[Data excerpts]

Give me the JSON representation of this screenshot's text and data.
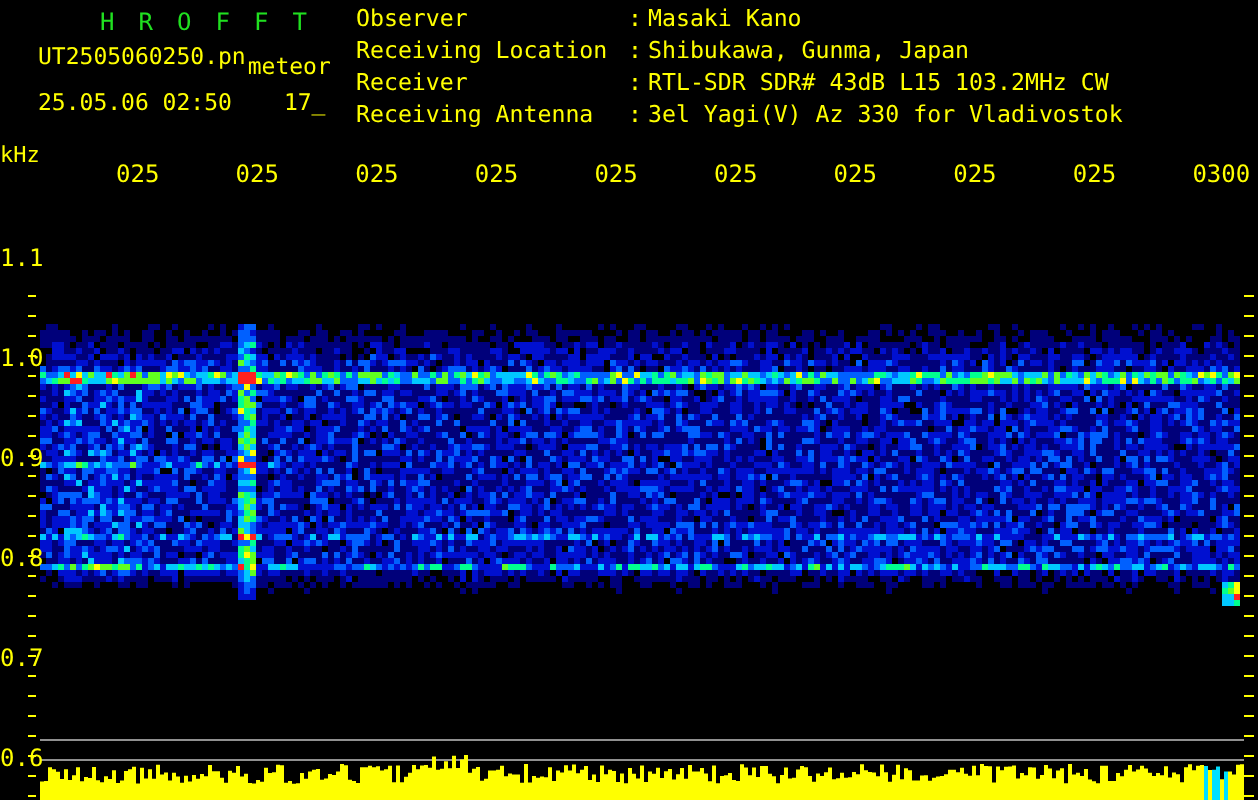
{
  "header": {
    "title": "H R O F F T",
    "file_name": "UT2505060250.pn",
    "tag": "meteor",
    "timestamp": "25.05.06 02:50",
    "counter": "17_"
  },
  "info": [
    {
      "label": "Observer",
      "separator": ":",
      "value": "Masaki Kano"
    },
    {
      "label": "Receiving Location",
      "separator": ":",
      "value": "Shibukawa, Gunma, Japan"
    },
    {
      "label": "Receiver",
      "separator": ":",
      "value": "RTL-SDR SDR# 43dB L15 103.2MHz CW"
    },
    {
      "label": "Receiving Antenna",
      "separator": ":",
      "value": "3el Yagi(V) Az 330 for Vladivostok"
    }
  ],
  "spectrogram": {
    "y_unit": "kHz",
    "time_labels": [
      "025",
      "025",
      "025",
      "025",
      "025",
      "025",
      "025",
      "025",
      "025",
      "0300"
    ],
    "frequency_labels": [
      "1.1",
      "1.0",
      "0.9",
      "0.8",
      "0.7",
      "0.6"
    ]
  }
}
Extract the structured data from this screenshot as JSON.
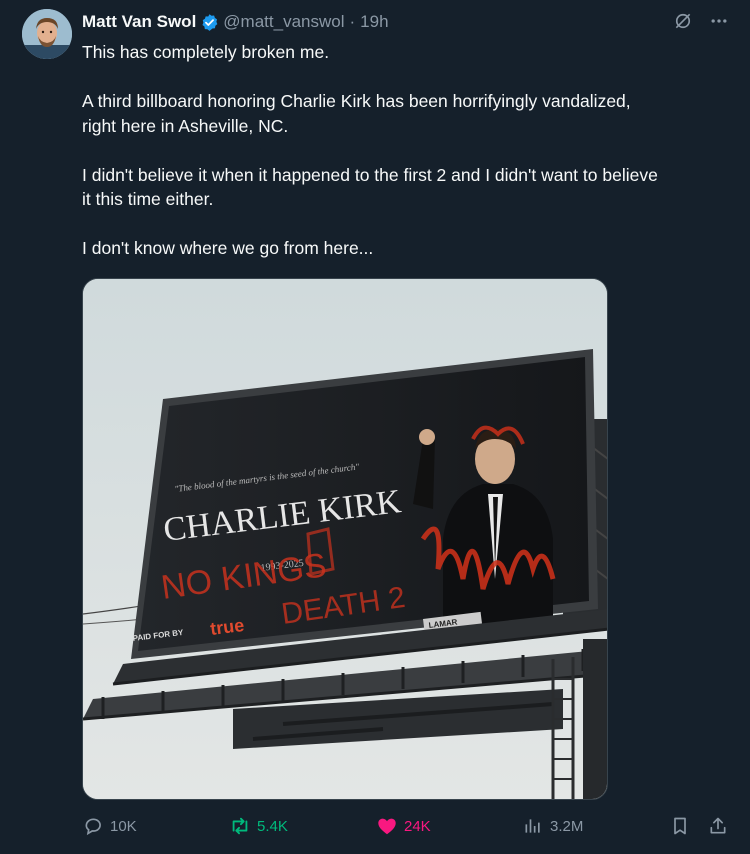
{
  "author": {
    "name": "Matt Van Swol",
    "handle": "@matt_vanswol",
    "separator": "·",
    "time": "19h",
    "verified": true
  },
  "tweet": {
    "text": "This has completely broken me.\n\nA third billboard honoring Charlie Kirk has been horrifyingly vandalized,\nright here in Asheville, NC.\n\nI didn't believe it when it happened to the first 2 and I didn't want to believe\nit this time either.\n\nI don't know where we go from here..."
  },
  "billboard": {
    "quote": "\"The blood of the martyrs is the seed of the church\"",
    "name": "CHARLIE KIRK",
    "years": "1993-2025",
    "paid_for_by": "PAID FOR BY",
    "sponsor": "true",
    "operator": "LAMAR",
    "graffiti_1": "NO KINGS",
    "graffiti_2": "DEATH 2"
  },
  "actions": {
    "replies": "10K",
    "reposts": "5.4K",
    "likes": "24K",
    "views": "3.2M"
  },
  "colors": {
    "background": "#15202b",
    "muted": "#8b98a5",
    "verified": "#1d9bf0",
    "repost": "#00ba7c",
    "like": "#f91880"
  },
  "icons": [
    "verified-badge-icon",
    "grok-icon",
    "more-icon",
    "reply-icon",
    "repost-icon",
    "like-icon",
    "views-icon",
    "bookmark-icon",
    "share-icon"
  ]
}
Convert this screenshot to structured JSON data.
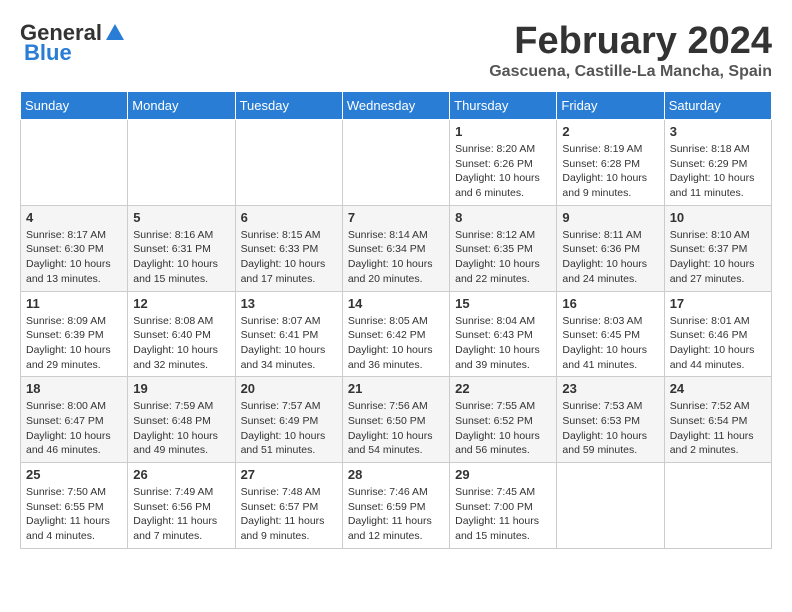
{
  "header": {
    "logo_general": "General",
    "logo_blue": "Blue",
    "month_title": "February 2024",
    "location": "Gascuena, Castille-La Mancha, Spain"
  },
  "calendar": {
    "days_of_week": [
      "Sunday",
      "Monday",
      "Tuesday",
      "Wednesday",
      "Thursday",
      "Friday",
      "Saturday"
    ],
    "weeks": [
      [
        {
          "day": "",
          "info": ""
        },
        {
          "day": "",
          "info": ""
        },
        {
          "day": "",
          "info": ""
        },
        {
          "day": "",
          "info": ""
        },
        {
          "day": "1",
          "info": "Sunrise: 8:20 AM\nSunset: 6:26 PM\nDaylight: 10 hours\nand 6 minutes."
        },
        {
          "day": "2",
          "info": "Sunrise: 8:19 AM\nSunset: 6:28 PM\nDaylight: 10 hours\nand 9 minutes."
        },
        {
          "day": "3",
          "info": "Sunrise: 8:18 AM\nSunset: 6:29 PM\nDaylight: 10 hours\nand 11 minutes."
        }
      ],
      [
        {
          "day": "4",
          "info": "Sunrise: 8:17 AM\nSunset: 6:30 PM\nDaylight: 10 hours\nand 13 minutes."
        },
        {
          "day": "5",
          "info": "Sunrise: 8:16 AM\nSunset: 6:31 PM\nDaylight: 10 hours\nand 15 minutes."
        },
        {
          "day": "6",
          "info": "Sunrise: 8:15 AM\nSunset: 6:33 PM\nDaylight: 10 hours\nand 17 minutes."
        },
        {
          "day": "7",
          "info": "Sunrise: 8:14 AM\nSunset: 6:34 PM\nDaylight: 10 hours\nand 20 minutes."
        },
        {
          "day": "8",
          "info": "Sunrise: 8:12 AM\nSunset: 6:35 PM\nDaylight: 10 hours\nand 22 minutes."
        },
        {
          "day": "9",
          "info": "Sunrise: 8:11 AM\nSunset: 6:36 PM\nDaylight: 10 hours\nand 24 minutes."
        },
        {
          "day": "10",
          "info": "Sunrise: 8:10 AM\nSunset: 6:37 PM\nDaylight: 10 hours\nand 27 minutes."
        }
      ],
      [
        {
          "day": "11",
          "info": "Sunrise: 8:09 AM\nSunset: 6:39 PM\nDaylight: 10 hours\nand 29 minutes."
        },
        {
          "day": "12",
          "info": "Sunrise: 8:08 AM\nSunset: 6:40 PM\nDaylight: 10 hours\nand 32 minutes."
        },
        {
          "day": "13",
          "info": "Sunrise: 8:07 AM\nSunset: 6:41 PM\nDaylight: 10 hours\nand 34 minutes."
        },
        {
          "day": "14",
          "info": "Sunrise: 8:05 AM\nSunset: 6:42 PM\nDaylight: 10 hours\nand 36 minutes."
        },
        {
          "day": "15",
          "info": "Sunrise: 8:04 AM\nSunset: 6:43 PM\nDaylight: 10 hours\nand 39 minutes."
        },
        {
          "day": "16",
          "info": "Sunrise: 8:03 AM\nSunset: 6:45 PM\nDaylight: 10 hours\nand 41 minutes."
        },
        {
          "day": "17",
          "info": "Sunrise: 8:01 AM\nSunset: 6:46 PM\nDaylight: 10 hours\nand 44 minutes."
        }
      ],
      [
        {
          "day": "18",
          "info": "Sunrise: 8:00 AM\nSunset: 6:47 PM\nDaylight: 10 hours\nand 46 minutes."
        },
        {
          "day": "19",
          "info": "Sunrise: 7:59 AM\nSunset: 6:48 PM\nDaylight: 10 hours\nand 49 minutes."
        },
        {
          "day": "20",
          "info": "Sunrise: 7:57 AM\nSunset: 6:49 PM\nDaylight: 10 hours\nand 51 minutes."
        },
        {
          "day": "21",
          "info": "Sunrise: 7:56 AM\nSunset: 6:50 PM\nDaylight: 10 hours\nand 54 minutes."
        },
        {
          "day": "22",
          "info": "Sunrise: 7:55 AM\nSunset: 6:52 PM\nDaylight: 10 hours\nand 56 minutes."
        },
        {
          "day": "23",
          "info": "Sunrise: 7:53 AM\nSunset: 6:53 PM\nDaylight: 10 hours\nand 59 minutes."
        },
        {
          "day": "24",
          "info": "Sunrise: 7:52 AM\nSunset: 6:54 PM\nDaylight: 11 hours\nand 2 minutes."
        }
      ],
      [
        {
          "day": "25",
          "info": "Sunrise: 7:50 AM\nSunset: 6:55 PM\nDaylight: 11 hours\nand 4 minutes."
        },
        {
          "day": "26",
          "info": "Sunrise: 7:49 AM\nSunset: 6:56 PM\nDaylight: 11 hours\nand 7 minutes."
        },
        {
          "day": "27",
          "info": "Sunrise: 7:48 AM\nSunset: 6:57 PM\nDaylight: 11 hours\nand 9 minutes."
        },
        {
          "day": "28",
          "info": "Sunrise: 7:46 AM\nSunset: 6:59 PM\nDaylight: 11 hours\nand 12 minutes."
        },
        {
          "day": "29",
          "info": "Sunrise: 7:45 AM\nSunset: 7:00 PM\nDaylight: 11 hours\nand 15 minutes."
        },
        {
          "day": "",
          "info": ""
        },
        {
          "day": "",
          "info": ""
        }
      ]
    ]
  }
}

■ DESCRIPTION OF THE TASK ■
Restate the data above word for word. Skip every picture.

■ SOLUTION BELOW ■
Give me the JSON representation of this screenshot's text and data.
{
  "header": {
    "title": "H R O F F T",
    "file_name": "UT2505060250.pn",
    "tag": "meteor",
    "timestamp": "25.05.06 02:50",
    "counter": "17_"
  },
  "info": [
    {
      "label": "Observer",
      "separator": ":",
      "value": "Masaki Kano"
    },
    {
      "label": "Receiving Location",
      "separator": ":",
      "value": "Shibukawa, Gunma, Japan"
    },
    {
      "label": "Receiver",
      "separator": ":",
      "value": "RTL-SDR SDR# 43dB L15 103.2MHz CW"
    },
    {
      "label": "Receiving Antenna",
      "separator": ":",
      "value": "3el Yagi(V) Az 330 for Vladivostok"
    }
  ],
  "spectrogram": {
    "y_unit": "kHz",
    "time_labels": [
      "025",
      "025",
      "025",
      "025",
      "025",
      "025",
      "025",
      "025",
      "025",
      "0300"
    ],
    "frequency_labels": [
      "1.1",
      "1.0",
      "0.9",
      "0.8",
      "0.7",
      "0.6"
    ]
  }
}
Extract the structured data from this screenshot as JSON.
{
  "author": {
    "name": "Matt Van Swol",
    "handle": "@matt_vanswol",
    "separator": "·",
    "time": "19h",
    "verified": true
  },
  "tweet": {
    "text": "This has completely broken me.\n\nA third billboard honoring Charlie Kirk has been horrifyingly vandalized,\nright here in Asheville, NC.\n\nI didn't believe it when it happened to the first 2 and I didn't want to believe\nit this time either.\n\nI don't know where we go from here..."
  },
  "billboard": {
    "quote": "\"The blood of the martyrs is the seed of the church\"",
    "name": "CHARLIE KIRK",
    "years": "1993-2025",
    "paid_for_by": "PAID FOR BY",
    "sponsor": "true",
    "operator": "LAMAR",
    "graffiti_1": "NO KINGS",
    "graffiti_2": "DEATH 2"
  },
  "actions": {
    "replies": "10K",
    "reposts": "5.4K",
    "likes": "24K",
    "views": "3.2M"
  },
  "colors": {
    "background": "#15202b",
    "muted": "#8b98a5",
    "verified": "#1d9bf0",
    "repost": "#00ba7c",
    "like": "#f91880"
  },
  "icons": [
    "verified-badge-icon",
    "grok-icon",
    "more-icon",
    "reply-icon",
    "repost-icon",
    "like-icon",
    "views-icon",
    "bookmark-icon",
    "share-icon"
  ]
}
Convert this screenshot to structured JSON data.
{
  "header": {
    "logo_general": "General",
    "logo_blue": "Blue",
    "month_title": "February 2024",
    "location": "Gascuena, Castille-La Mancha, Spain"
  },
  "calendar": {
    "days_of_week": [
      "Sunday",
      "Monday",
      "Tuesday",
      "Wednesday",
      "Thursday",
      "Friday",
      "Saturday"
    ],
    "weeks": [
      [
        {
          "day": "",
          "info": ""
        },
        {
          "day": "",
          "info": ""
        },
        {
          "day": "",
          "info": ""
        },
        {
          "day": "",
          "info": ""
        },
        {
          "day": "1",
          "info": "Sunrise: 8:20 AM\nSunset: 6:26 PM\nDaylight: 10 hours\nand 6 minutes."
        },
        {
          "day": "2",
          "info": "Sunrise: 8:19 AM\nSunset: 6:28 PM\nDaylight: 10 hours\nand 9 minutes."
        },
        {
          "day": "3",
          "info": "Sunrise: 8:18 AM\nSunset: 6:29 PM\nDaylight: 10 hours\nand 11 minutes."
        }
      ],
      [
        {
          "day": "4",
          "info": "Sunrise: 8:17 AM\nSunset: 6:30 PM\nDaylight: 10 hours\nand 13 minutes."
        },
        {
          "day": "5",
          "info": "Sunrise: 8:16 AM\nSunset: 6:31 PM\nDaylight: 10 hours\nand 15 minutes."
        },
        {
          "day": "6",
          "info": "Sunrise: 8:15 AM\nSunset: 6:33 PM\nDaylight: 10 hours\nand 17 minutes."
        },
        {
          "day": "7",
          "info": "Sunrise: 8:14 AM\nSunset: 6:34 PM\nDaylight: 10 hours\nand 20 minutes."
        },
        {
          "day": "8",
          "info": "Sunrise: 8:12 AM\nSunset: 6:35 PM\nDaylight: 10 hours\nand 22 minutes."
        },
        {
          "day": "9",
          "info": "Sunrise: 8:11 AM\nSunset: 6:36 PM\nDaylight: 10 hours\nand 24 minutes."
        },
        {
          "day": "10",
          "info": "Sunrise: 8:10 AM\nSunset: 6:37 PM\nDaylight: 10 hours\nand 27 minutes."
        }
      ],
      [
        {
          "day": "11",
          "info": "Sunrise: 8:09 AM\nSunset: 6:39 PM\nDaylight: 10 hours\nand 29 minutes."
        },
        {
          "day": "12",
          "info": "Sunrise: 8:08 AM\nSunset: 6:40 PM\nDaylight: 10 hours\nand 32 minutes."
        },
        {
          "day": "13",
          "info": "Sunrise: 8:07 AM\nSunset: 6:41 PM\nDaylight: 10 hours\nand 34 minutes."
        },
        {
          "day": "14",
          "info": "Sunrise: 8:05 AM\nSunset: 6:42 PM\nDaylight: 10 hours\nand 36 minutes."
        },
        {
          "day": "15",
          "info": "Sunrise: 8:04 AM\nSunset: 6:43 PM\nDaylight: 10 hours\nand 39 minutes."
        },
        {
          "day": "16",
          "info": "Sunrise: 8:03 AM\nSunset: 6:45 PM\nDaylight: 10 hours\nand 41 minutes."
        },
        {
          "day": "17",
          "info": "Sunrise: 8:01 AM\nSunset: 6:46 PM\nDaylight: 10 hours\nand 44 minutes."
        }
      ],
      [
        {
          "day": "18",
          "info": "Sunrise: 8:00 AM\nSunset: 6:47 PM\nDaylight: 10 hours\nand 46 minutes."
        },
        {
          "day": "19",
          "info": "Sunrise: 7:59 AM\nSunset: 6:48 PM\nDaylight: 10 hours\nand 49 minutes."
        },
        {
          "day": "20",
          "info": "Sunrise: 7:57 AM\nSunset: 6:49 PM\nDaylight: 10 hours\nand 51 minutes."
        },
        {
          "day": "21",
          "info": "Sunrise: 7:56 AM\nSunset: 6:50 PM\nDaylight: 10 hours\nand 54 minutes."
        },
        {
          "day": "22",
          "info": "Sunrise: 7:55 AM\nSunset: 6:52 PM\nDaylight: 10 hours\nand 56 minutes."
        },
        {
          "day": "23",
          "info": "Sunrise: 7:53 AM\nSunset: 6:53 PM\nDaylight: 10 hours\nand 59 minutes."
        },
        {
          "day": "24",
          "info": "Sunrise: 7:52 AM\nSunset: 6:54 PM\nDaylight: 11 hours\nand 2 minutes."
        }
      ],
      [
        {
          "day": "25",
          "info": "Sunrise: 7:50 AM\nSunset: 6:55 PM\nDaylight: 11 hours\nand 4 minutes."
        },
        {
          "day": "26",
          "info": "Sunrise: 7:49 AM\nSunset: 6:56 PM\nDaylight: 11 hours\nand 7 minutes."
        },
        {
          "day": "27",
          "info": "Sunrise: 7:48 AM\nSunset: 6:57 PM\nDaylight: 11 hours\nand 9 minutes."
        },
        {
          "day": "28",
          "info": "Sunrise: 7:46 AM\nSunset: 6:59 PM\nDaylight: 11 hours\nand 12 minutes."
        },
        {
          "day": "29",
          "info": "Sunrise: 7:45 AM\nSunset: 7:00 PM\nDaylight: 11 hours\nand 15 minutes."
        },
        {
          "day": "",
          "info": ""
        },
        {
          "day": "",
          "info": ""
        }
      ]
    ]
  }
}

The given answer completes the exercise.